>> start

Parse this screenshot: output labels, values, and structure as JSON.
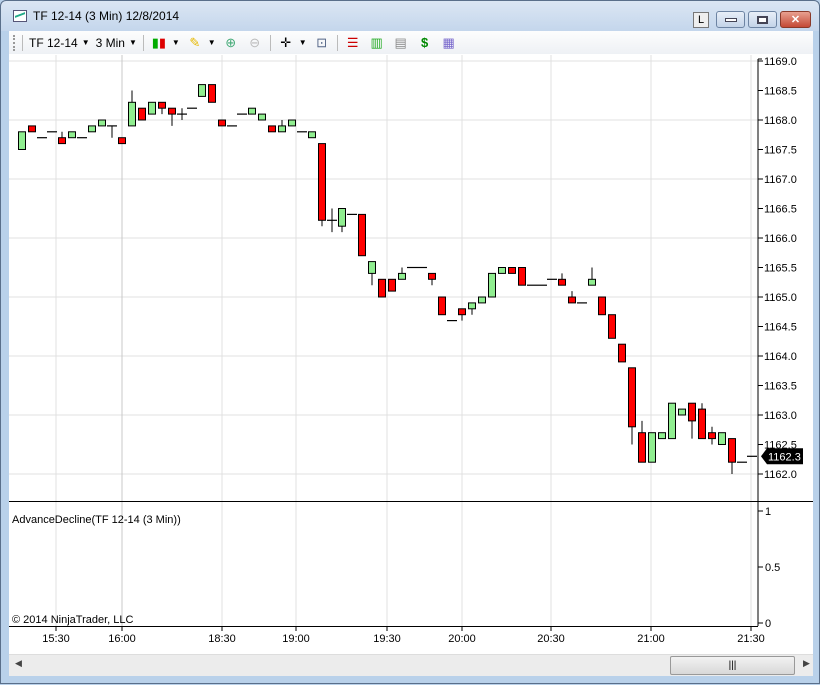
{
  "window": {
    "title": "TF 12-14 (3 Min)  12/8/2014",
    "link_button": "L",
    "minimize": "minimize",
    "maximize": "maximize",
    "close": "✕"
  },
  "toolbar": {
    "instrument": "TF 12-14",
    "interval": "3 Min",
    "icons": [
      "bar-type-icon",
      "drawing-tools-icon",
      "zoom-in-icon",
      "zoom-out-icon",
      "crosshair-icon",
      "zoom-box-icon",
      "data-series-icon",
      "indicators-icon",
      "strategies-icon",
      "trade-performance-icon",
      "properties-icon"
    ]
  },
  "indicator_panel": {
    "label": "AdvanceDecline(TF 12-14 (3 Min))",
    "yticks": [
      "1",
      "0.5",
      "0"
    ]
  },
  "copyright": "© 2014 NinjaTrader, LLC",
  "colors": {
    "up": "#90ee90",
    "down": "#ff0000",
    "grid": "#e0e0e0",
    "price_badge": "#000000"
  },
  "chart_data": {
    "type": "candlestick",
    "instrument": "TF 12-14",
    "interval": "3 Min",
    "date": "12/8/2014",
    "ylim": [
      1162.0,
      1169.0
    ],
    "yticks": [
      "1169.0",
      "1168.5",
      "1168.0",
      "1167.5",
      "1167.0",
      "1166.5",
      "1166.0",
      "1165.5",
      "1165.0",
      "1164.5",
      "1164.0",
      "1163.5",
      "1163.0",
      "1162.5",
      "1162.0"
    ],
    "xticks": [
      "15:30",
      "16:00",
      "18:30",
      "19:00",
      "19:30",
      "20:00",
      "20:30",
      "21:00",
      "21:30"
    ],
    "last_price": "1162.3",
    "grid": true,
    "bars_ohlc": [
      [
        1167.5,
        1167.8,
        1167.5,
        1167.8
      ],
      [
        1167.9,
        1167.9,
        1167.8,
        1167.8
      ],
      [
        1167.7,
        1167.7,
        1167.7,
        1167.7
      ],
      [
        1167.8,
        1167.8,
        1167.8,
        1167.8
      ],
      [
        1167.7,
        1167.8,
        1167.6,
        1167.6
      ],
      [
        1167.7,
        1167.8,
        1167.7,
        1167.8
      ],
      [
        1167.7,
        1167.7,
        1167.7,
        1167.7
      ],
      [
        1167.8,
        1167.9,
        1167.8,
        1167.9
      ],
      [
        1167.9,
        1168.0,
        1167.9,
        1168.0
      ],
      [
        1167.9,
        1167.9,
        1167.7,
        1167.9
      ],
      [
        1167.7,
        1167.7,
        1167.6,
        1167.6
      ],
      [
        1167.9,
        1168.5,
        1167.9,
        1168.3
      ],
      [
        1168.2,
        1168.2,
        1168.0,
        1168.0
      ],
      [
        1168.1,
        1168.3,
        1168.1,
        1168.3
      ],
      [
        1168.3,
        1168.3,
        1168.1,
        1168.2
      ],
      [
        1168.2,
        1168.2,
        1167.9,
        1168.1
      ],
      [
        1168.1,
        1168.2,
        1168.0,
        1168.1
      ],
      [
        1168.2,
        1168.2,
        1168.2,
        1168.2
      ],
      [
        1168.4,
        1168.6,
        1168.4,
        1168.6
      ],
      [
        1168.6,
        1168.6,
        1168.3,
        1168.3
      ],
      [
        1168.0,
        1168.0,
        1167.9,
        1167.9
      ],
      [
        1167.9,
        1167.9,
        1167.9,
        1167.9
      ],
      [
        1168.1,
        1168.1,
        1168.1,
        1168.1
      ],
      [
        1168.1,
        1168.2,
        1168.1,
        1168.2
      ],
      [
        1168.0,
        1168.1,
        1168.0,
        1168.1
      ],
      [
        1167.9,
        1167.9,
        1167.8,
        1167.8
      ],
      [
        1167.8,
        1168.0,
        1167.8,
        1167.9
      ],
      [
        1167.9,
        1168.0,
        1167.9,
        1168.0
      ],
      [
        1167.8,
        1167.8,
        1167.8,
        1167.8
      ],
      [
        1167.7,
        1167.8,
        1167.7,
        1167.8
      ],
      [
        1167.6,
        1167.6,
        1166.2,
        1166.3
      ],
      [
        1166.3,
        1166.5,
        1166.1,
        1166.3
      ],
      [
        1166.2,
        1166.5,
        1166.1,
        1166.5
      ],
      [
        1166.4,
        1166.4,
        1166.4,
        1166.4
      ],
      [
        1166.4,
        1166.4,
        1165.7,
        1165.7
      ],
      [
        1165.4,
        1165.6,
        1165.2,
        1165.6
      ],
      [
        1165.3,
        1165.3,
        1165.0,
        1165.0
      ],
      [
        1165.3,
        1165.3,
        1165.1,
        1165.1
      ],
      [
        1165.3,
        1165.5,
        1165.3,
        1165.4
      ],
      [
        1165.5,
        1165.5,
        1165.5,
        1165.5
      ],
      [
        1165.5,
        1165.5,
        1165.5,
        1165.5
      ],
      [
        1165.4,
        1165.4,
        1165.2,
        1165.3
      ],
      [
        1165.0,
        1165.0,
        1164.7,
        1164.7
      ],
      [
        1164.6,
        1164.6,
        1164.6,
        1164.6
      ],
      [
        1164.8,
        1164.8,
        1164.6,
        1164.7
      ],
      [
        1164.8,
        1164.9,
        1164.7,
        1164.9
      ],
      [
        1164.9,
        1165.0,
        1164.9,
        1165.0
      ],
      [
        1165.0,
        1165.4,
        1165.0,
        1165.4
      ],
      [
        1165.4,
        1165.5,
        1165.4,
        1165.5
      ],
      [
        1165.5,
        1165.5,
        1165.4,
        1165.4
      ],
      [
        1165.5,
        1165.5,
        1165.2,
        1165.2
      ],
      [
        1165.2,
        1165.2,
        1165.2,
        1165.2
      ],
      [
        1165.2,
        1165.2,
        1165.2,
        1165.2
      ],
      [
        1165.3,
        1165.3,
        1165.3,
        1165.3
      ],
      [
        1165.3,
        1165.4,
        1165.2,
        1165.2
      ],
      [
        1165.0,
        1165.1,
        1164.9,
        1164.9
      ],
      [
        1164.9,
        1164.9,
        1164.9,
        1164.9
      ],
      [
        1165.2,
        1165.5,
        1165.2,
        1165.3
      ],
      [
        1165.0,
        1165.0,
        1164.7,
        1164.7
      ],
      [
        1164.7,
        1164.7,
        1164.3,
        1164.3
      ],
      [
        1164.2,
        1164.2,
        1163.9,
        1163.9
      ],
      [
        1163.8,
        1163.8,
        1162.5,
        1162.8
      ],
      [
        1162.7,
        1162.9,
        1162.2,
        1162.2
      ],
      [
        1162.2,
        1162.7,
        1162.2,
        1162.7
      ],
      [
        1162.6,
        1162.7,
        1162.6,
        1162.7
      ],
      [
        1162.6,
        1163.2,
        1162.6,
        1163.2
      ],
      [
        1163.0,
        1163.1,
        1163.0,
        1163.1
      ],
      [
        1163.2,
        1163.2,
        1162.6,
        1162.9
      ],
      [
        1163.1,
        1163.2,
        1162.6,
        1162.6
      ],
      [
        1162.7,
        1162.8,
        1162.5,
        1162.6
      ],
      [
        1162.5,
        1162.7,
        1162.5,
        1162.7
      ],
      [
        1162.6,
        1162.6,
        1162.0,
        1162.2
      ],
      [
        1162.2,
        1162.2,
        1162.2,
        1162.2
      ],
      [
        1162.3,
        1162.3,
        1162.3,
        1162.3
      ]
    ]
  }
}
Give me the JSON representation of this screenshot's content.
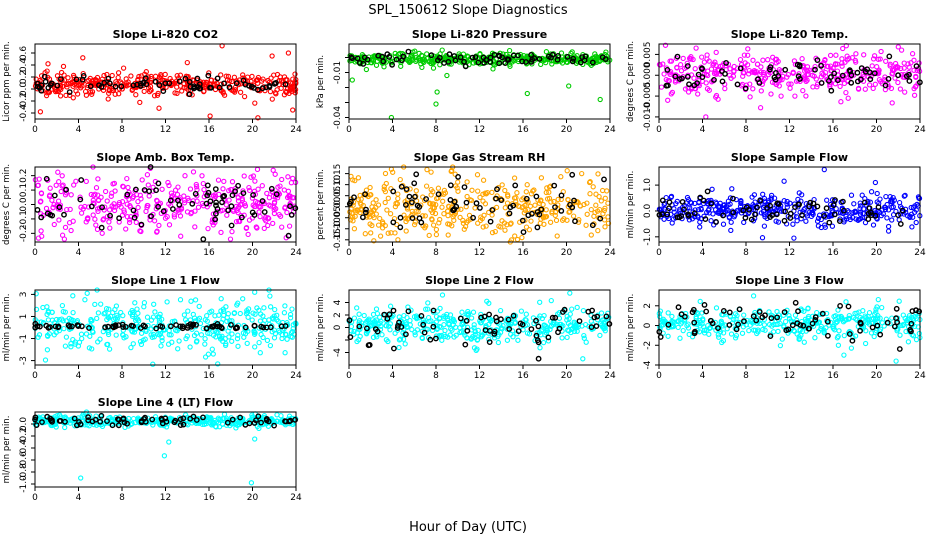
{
  "figure": {
    "title": "SPL_150612  Slope Diagnostics",
    "xlabel": "Hour of Day (UTC)",
    "colors": {
      "red": "#ff0000",
      "green": "#00cc00",
      "magenta": "#ff00ff",
      "orange": "#ffa500",
      "blue": "#0000ff",
      "cyan": "#00ffff",
      "black": "#000000"
    }
  },
  "chart_data": [
    {
      "type": "scatter",
      "title": "Slope Li-820 CO2",
      "ylabel": "Licor ppm per min.",
      "xlim": [
        0,
        24
      ],
      "xticks": [
        0,
        4,
        8,
        12,
        16,
        20,
        24
      ],
      "ylim": [
        -0.5,
        0.75
      ],
      "yticks": [
        -0.4,
        -0.2,
        0.0,
        0.2,
        0.4,
        0.6
      ],
      "ytick_labels": [
        "-0.4",
        "-0.2",
        "0.0",
        "0.2",
        "0.4",
        "0.6"
      ],
      "color": "red",
      "center": 0.08,
      "spread": 0.09,
      "black_spread": 0.06,
      "outliers": [
        [
          0.5,
          -0.38
        ],
        [
          1.2,
          0.42
        ],
        [
          16.1,
          -0.45
        ],
        [
          17.2,
          0.72
        ],
        [
          20.5,
          -0.48
        ],
        [
          21.8,
          0.55
        ],
        [
          23.3,
          0.6
        ],
        [
          23.7,
          -0.35
        ],
        [
          14.0,
          0.44
        ],
        [
          11.4,
          -0.32
        ],
        [
          4.4,
          0.52
        ]
      ]
    },
    {
      "type": "scatter",
      "title": "Slope Li-820 Pressure",
      "ylabel": "kPa per min.",
      "xlim": [
        0,
        24
      ],
      "xticks": [
        0,
        4,
        8,
        12,
        16,
        20,
        24
      ],
      "ylim": [
        -0.041,
        0.009
      ],
      "yticks": [
        -0.04,
        -0.03,
        -0.02,
        -0.01,
        0.0
      ],
      "ytick_labels": [
        "-0.04",
        "",
        "",
        "-0.01",
        ""
      ],
      "color": "green",
      "center": -0.001,
      "spread": 0.0022,
      "black_spread": 0.002,
      "outliers": [
        [
          0.3,
          -0.015
        ],
        [
          1.6,
          -0.008
        ],
        [
          3.9,
          -0.04
        ],
        [
          8.0,
          -0.031
        ],
        [
          9.0,
          -0.012
        ],
        [
          16.4,
          -0.024
        ],
        [
          20.2,
          -0.019
        ],
        [
          23.1,
          -0.028
        ],
        [
          8.1,
          -0.023
        ]
      ]
    },
    {
      "type": "scatter",
      "title": "Slope Li-820 Temp.",
      "ylabel": "degrees C per min.",
      "xlim": [
        0,
        24
      ],
      "xticks": [
        0,
        4,
        8,
        12,
        16,
        20,
        24
      ],
      "ylim": [
        -0.0105,
        0.0075
      ],
      "yticks": [
        -0.01,
        -0.005,
        0.0,
        0.005
      ],
      "ytick_labels": [
        "-0.010",
        "-0.005",
        "0.000",
        "0.005"
      ],
      "color": "magenta",
      "center": 0.0005,
      "spread": 0.0025,
      "black_spread": 0.0018,
      "outliers": [
        [
          0.6,
          0.0072
        ],
        [
          0.8,
          -0.006
        ],
        [
          4.3,
          -0.01
        ],
        [
          10.3,
          -0.0045
        ],
        [
          12.5,
          -0.005
        ],
        [
          17.4,
          -0.0055
        ],
        [
          22.0,
          0.0068
        ],
        [
          23.5,
          -0.0048
        ]
      ]
    },
    {
      "type": "scatter",
      "title": "Slope Amb. Box Temp.",
      "ylabel": "degrees C per min.",
      "xlim": [
        0,
        24
      ],
      "xticks": [
        0,
        4,
        8,
        12,
        16,
        20,
        24
      ],
      "ylim": [
        -0.26,
        0.26
      ],
      "yticks": [
        -0.2,
        -0.1,
        0.0,
        0.1,
        0.2
      ],
      "ytick_labels": [
        "-0.2",
        "-0.1",
        "0.0",
        "0.1",
        "0.2"
      ],
      "color": "magenta",
      "center": 0.0,
      "spread": 0.1,
      "black_spread": 0.08,
      "outliers": [
        [
          2.7,
          -0.24
        ],
        [
          10.6,
          0.25
        ],
        [
          13.4,
          -0.22
        ],
        [
          23.1,
          -0.23
        ]
      ]
    },
    {
      "type": "scatter",
      "title": "Slope Gas Stream RH",
      "ylabel": "percent per min.",
      "xlim": [
        0,
        24
      ],
      "xticks": [
        0,
        4,
        8,
        12,
        16,
        20,
        24
      ],
      "ylim": [
        -0.16,
        0.18
      ],
      "yticks": [
        -0.15,
        -0.1,
        -0.05,
        0.0,
        0.05,
        0.1,
        0.15
      ],
      "ytick_labels": [
        "-0.15",
        "-0.10",
        "-0.05",
        "0.00",
        "0.05",
        "0.10",
        "0.15"
      ],
      "color": "orange",
      "center": 0.0,
      "spread": 0.07,
      "black_spread": 0.055,
      "outliers": [
        [
          3.9,
          0.17
        ],
        [
          4.5,
          -0.15
        ],
        [
          9.4,
          0.16
        ],
        [
          15.9,
          -0.14
        ],
        [
          21.4,
          0.15
        ]
      ]
    },
    {
      "type": "scatter",
      "title": "Slope Sample Flow",
      "ylabel": "ml/min per min.",
      "xlim": [
        0,
        24
      ],
      "xticks": [
        0,
        4,
        8,
        12,
        16,
        20,
        24
      ],
      "ylim": [
        -1.2,
        1.7
      ],
      "yticks": [
        -1.0,
        0.0,
        1.0
      ],
      "ytick_labels": [
        "-1.0",
        "0.0",
        "1.0"
      ],
      "color": "blue",
      "center": 0.05,
      "spread": 0.3,
      "black_spread": 0.25,
      "outliers": [
        [
          12.4,
          -1.05
        ],
        [
          15.2,
          1.6
        ],
        [
          11.5,
          1.15
        ],
        [
          6.6,
          -0.75
        ],
        [
          19.9,
          1.1
        ]
      ]
    },
    {
      "type": "scatter",
      "title": "Slope Line 1 Flow",
      "ylabel": "ml/min per min.",
      "xlim": [
        0,
        24
      ],
      "xticks": [
        0,
        4,
        8,
        12,
        16,
        20,
        24
      ],
      "ylim": [
        -3.4,
        3.4
      ],
      "yticks": [
        -3,
        -1,
        1,
        3
      ],
      "ytick_labels": [
        "-3",
        "-1",
        "1",
        "3"
      ],
      "color": "cyan",
      "center": 0.1,
      "spread": 1.1,
      "black_spread": 0.08,
      "outliers": [
        [
          4.8,
          3.1
        ],
        [
          16.4,
          -2.4
        ],
        [
          16.8,
          -3.3
        ],
        [
          20.2,
          3.2
        ],
        [
          19.1,
          2.6
        ]
      ]
    },
    {
      "type": "scatter",
      "title": "Slope Line 2 Flow",
      "ylabel": "ml/min per min.",
      "xlim": [
        0,
        24
      ],
      "xticks": [
        0,
        4,
        8,
        12,
        16,
        20,
        24
      ],
      "ylim": [
        -6,
        6
      ],
      "yticks": [
        -4,
        -2,
        0,
        2,
        4
      ],
      "ytick_labels": [
        "-4",
        "",
        "0",
        "2",
        "4"
      ],
      "color": "cyan",
      "center": 0.3,
      "spread": 1.3,
      "black_spread": 1.6,
      "outliers": [
        [
          8.6,
          5.2
        ],
        [
          4.6,
          -3.2
        ],
        [
          21.5,
          -5.0
        ],
        [
          18.6,
          4.3
        ],
        [
          20.3,
          5.5
        ]
      ]
    },
    {
      "type": "scatter",
      "title": "Slope Line 3 Flow",
      "ylabel": "ml/min per min.",
      "xlim": [
        0,
        24
      ],
      "xticks": [
        0,
        4,
        8,
        12,
        16,
        20,
        24
      ],
      "ylim": [
        -4,
        3.6
      ],
      "yticks": [
        -4,
        -2,
        0,
        2
      ],
      "ytick_labels": [
        "-4",
        "-2",
        "0",
        "2"
      ],
      "color": "cyan",
      "center": 0.2,
      "spread": 0.8,
      "black_spread": 1.0,
      "outliers": [
        [
          8.7,
          3.0
        ],
        [
          17.0,
          -3.0
        ],
        [
          17.2,
          2.4
        ],
        [
          21.8,
          -3.6
        ],
        [
          16.5,
          -2.0
        ]
      ]
    },
    {
      "type": "scatter",
      "title": "Slope Line 4 (LT) Flow",
      "ylabel": "ml/min per min.",
      "xlim": [
        0,
        24
      ],
      "xticks": [
        0,
        4,
        8,
        12,
        16,
        20,
        24
      ],
      "ylim": [
        -1.05,
        0.2
      ],
      "yticks": [
        -1.0,
        -0.8,
        -0.6,
        -0.4,
        -0.2,
        0.0
      ],
      "ytick_labels": [
        "-1.0",
        "-0.8",
        "-0.6",
        "-0.4",
        "-0.2",
        "0.0"
      ],
      "color": "cyan",
      "center": 0.05,
      "spread": 0.045,
      "black_spread": 0.04,
      "outliers": [
        [
          4.2,
          -0.9
        ],
        [
          11.9,
          -0.53
        ],
        [
          19.9,
          -0.98
        ],
        [
          20.2,
          -0.25
        ],
        [
          12.3,
          -0.3
        ]
      ]
    }
  ]
}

>> end

§ **Problem description**: Report every line in the data above in which the word "zoom" appears.

§ **Reply**:
      "zoom-in-icon",
      "zoom-out-icon",
      "zoom-box-icon",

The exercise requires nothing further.